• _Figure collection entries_

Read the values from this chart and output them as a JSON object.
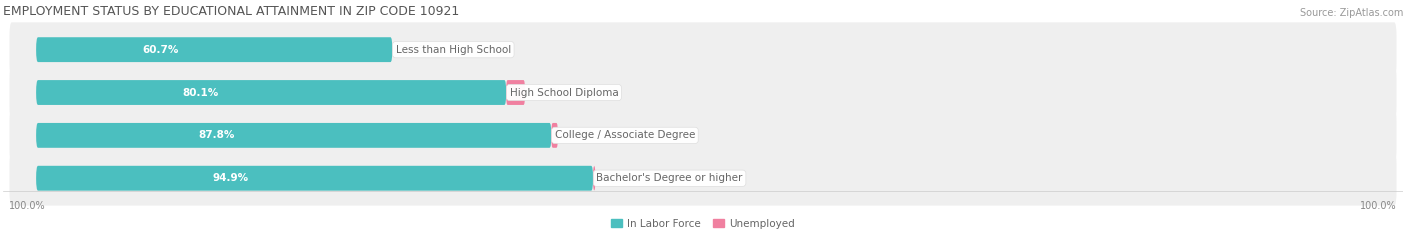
{
  "title": "EMPLOYMENT STATUS BY EDUCATIONAL ATTAINMENT IN ZIP CODE 10921",
  "source": "Source: ZipAtlas.com",
  "categories": [
    "Less than High School",
    "High School Diploma",
    "College / Associate Degree",
    "Bachelor's Degree or higher"
  ],
  "labor_force": [
    60.7,
    80.1,
    87.8,
    94.9
  ],
  "unemployed": [
    0.0,
    3.2,
    1.1,
    0.4
  ],
  "labor_force_color": "#4bbfbf",
  "unemployed_color": "#f080a0",
  "row_bg_color": "#efefef",
  "title_fontsize": 9,
  "label_fontsize": 7.5,
  "source_fontsize": 7,
  "tick_fontsize": 7,
  "legend_fontsize": 7.5,
  "background_color": "#ffffff",
  "x_left_label": "100.0%",
  "x_right_label": "100.0%"
}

• _Short exercise_
Make an exact copy of the whole listing, but don't bring over any pictures.

• _Exercise result_
Read the values from this chart and output them as a JSON object.
{
  "title": "EMPLOYMENT STATUS BY EDUCATIONAL ATTAINMENT IN ZIP CODE 10921",
  "source": "Source: ZipAtlas.com",
  "categories": [
    "Less than High School",
    "High School Diploma",
    "College / Associate Degree",
    "Bachelor's Degree or higher"
  ],
  "labor_force": [
    60.7,
    80.1,
    87.8,
    94.9
  ],
  "unemployed": [
    0.0,
    3.2,
    1.1,
    0.4
  ],
  "labor_force_color": "#4bbfbf",
  "unemployed_color": "#f080a0",
  "row_bg_color": "#efefef",
  "title_fontsize": 9,
  "label_fontsize": 7.5,
  "source_fontsize": 7,
  "tick_fontsize": 7,
  "legend_fontsize": 7.5,
  "background_color": "#ffffff",
  "x_left_label": "100.0%",
  "x_right_label": "100.0%"
}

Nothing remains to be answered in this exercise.